== Segment start ==
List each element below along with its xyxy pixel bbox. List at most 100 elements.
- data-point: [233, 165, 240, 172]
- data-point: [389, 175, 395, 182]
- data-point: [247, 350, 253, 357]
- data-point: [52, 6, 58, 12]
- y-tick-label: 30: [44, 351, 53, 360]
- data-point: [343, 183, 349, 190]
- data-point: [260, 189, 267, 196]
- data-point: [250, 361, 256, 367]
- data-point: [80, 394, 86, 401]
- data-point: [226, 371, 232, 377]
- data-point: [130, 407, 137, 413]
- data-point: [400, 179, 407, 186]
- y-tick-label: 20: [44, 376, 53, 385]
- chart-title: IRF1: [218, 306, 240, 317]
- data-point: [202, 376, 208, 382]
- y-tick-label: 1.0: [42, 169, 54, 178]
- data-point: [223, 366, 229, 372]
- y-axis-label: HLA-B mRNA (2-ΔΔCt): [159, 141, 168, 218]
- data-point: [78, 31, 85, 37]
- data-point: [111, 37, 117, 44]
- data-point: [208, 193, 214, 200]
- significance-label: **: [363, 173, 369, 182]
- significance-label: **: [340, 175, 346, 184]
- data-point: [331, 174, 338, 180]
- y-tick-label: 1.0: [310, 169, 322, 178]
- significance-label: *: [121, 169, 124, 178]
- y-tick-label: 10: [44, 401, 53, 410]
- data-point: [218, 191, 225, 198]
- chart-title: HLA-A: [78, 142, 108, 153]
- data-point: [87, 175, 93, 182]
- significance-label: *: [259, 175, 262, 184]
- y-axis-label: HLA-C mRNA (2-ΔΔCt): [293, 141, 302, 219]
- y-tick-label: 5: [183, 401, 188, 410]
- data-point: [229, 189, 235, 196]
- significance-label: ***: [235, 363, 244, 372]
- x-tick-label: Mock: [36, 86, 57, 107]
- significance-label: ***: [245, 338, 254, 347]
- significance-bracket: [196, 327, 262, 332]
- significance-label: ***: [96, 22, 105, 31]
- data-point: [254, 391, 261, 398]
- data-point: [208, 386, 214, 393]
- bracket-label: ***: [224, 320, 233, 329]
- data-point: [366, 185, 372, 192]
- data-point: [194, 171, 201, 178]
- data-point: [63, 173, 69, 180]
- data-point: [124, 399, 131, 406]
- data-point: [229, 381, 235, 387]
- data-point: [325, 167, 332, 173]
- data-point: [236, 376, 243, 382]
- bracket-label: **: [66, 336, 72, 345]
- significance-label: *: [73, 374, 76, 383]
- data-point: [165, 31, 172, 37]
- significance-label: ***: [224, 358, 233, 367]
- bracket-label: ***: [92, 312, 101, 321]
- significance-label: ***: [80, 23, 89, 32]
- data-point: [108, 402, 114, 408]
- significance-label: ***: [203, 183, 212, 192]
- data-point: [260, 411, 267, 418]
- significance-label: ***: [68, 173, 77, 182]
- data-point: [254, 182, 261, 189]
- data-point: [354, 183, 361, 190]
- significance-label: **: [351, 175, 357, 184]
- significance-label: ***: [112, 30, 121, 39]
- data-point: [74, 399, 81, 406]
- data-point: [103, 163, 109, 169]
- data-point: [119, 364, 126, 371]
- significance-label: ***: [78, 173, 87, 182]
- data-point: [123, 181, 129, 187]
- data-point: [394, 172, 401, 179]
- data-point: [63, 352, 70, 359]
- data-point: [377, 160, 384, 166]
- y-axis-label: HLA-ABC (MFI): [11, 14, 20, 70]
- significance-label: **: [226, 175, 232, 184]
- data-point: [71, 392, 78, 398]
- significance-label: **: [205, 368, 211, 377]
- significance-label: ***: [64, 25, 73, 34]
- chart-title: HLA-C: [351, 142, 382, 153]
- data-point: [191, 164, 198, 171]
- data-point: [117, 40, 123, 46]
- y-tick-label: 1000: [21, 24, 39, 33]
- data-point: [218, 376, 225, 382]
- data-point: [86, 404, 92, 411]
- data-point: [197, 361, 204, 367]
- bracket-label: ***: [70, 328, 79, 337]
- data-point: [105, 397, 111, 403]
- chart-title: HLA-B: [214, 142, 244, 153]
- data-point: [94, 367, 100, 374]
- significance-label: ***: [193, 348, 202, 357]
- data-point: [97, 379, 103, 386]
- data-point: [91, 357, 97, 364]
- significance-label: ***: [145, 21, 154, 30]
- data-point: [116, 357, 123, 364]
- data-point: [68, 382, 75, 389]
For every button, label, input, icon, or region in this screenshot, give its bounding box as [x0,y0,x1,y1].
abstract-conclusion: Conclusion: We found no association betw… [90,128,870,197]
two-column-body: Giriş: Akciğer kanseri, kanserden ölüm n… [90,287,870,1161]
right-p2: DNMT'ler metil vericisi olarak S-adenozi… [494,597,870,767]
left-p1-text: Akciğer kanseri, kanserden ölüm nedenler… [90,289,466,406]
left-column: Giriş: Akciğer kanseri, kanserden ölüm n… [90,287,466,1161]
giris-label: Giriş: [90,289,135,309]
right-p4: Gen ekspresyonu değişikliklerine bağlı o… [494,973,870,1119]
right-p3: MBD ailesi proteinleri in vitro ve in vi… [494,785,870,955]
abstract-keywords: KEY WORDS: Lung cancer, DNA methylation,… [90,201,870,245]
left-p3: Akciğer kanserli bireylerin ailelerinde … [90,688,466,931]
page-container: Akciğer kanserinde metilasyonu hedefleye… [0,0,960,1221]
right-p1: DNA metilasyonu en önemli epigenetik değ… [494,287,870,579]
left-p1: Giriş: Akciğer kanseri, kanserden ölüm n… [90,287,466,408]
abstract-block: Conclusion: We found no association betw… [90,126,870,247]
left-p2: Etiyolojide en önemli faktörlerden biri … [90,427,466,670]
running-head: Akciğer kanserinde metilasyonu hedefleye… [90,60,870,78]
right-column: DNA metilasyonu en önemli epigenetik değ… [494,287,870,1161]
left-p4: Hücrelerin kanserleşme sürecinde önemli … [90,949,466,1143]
== Segment end ==
TASK PROMPT —
Report the number of lines in the material above holding the word "Giriş", without anything else.

EXERCISE RESULT —
4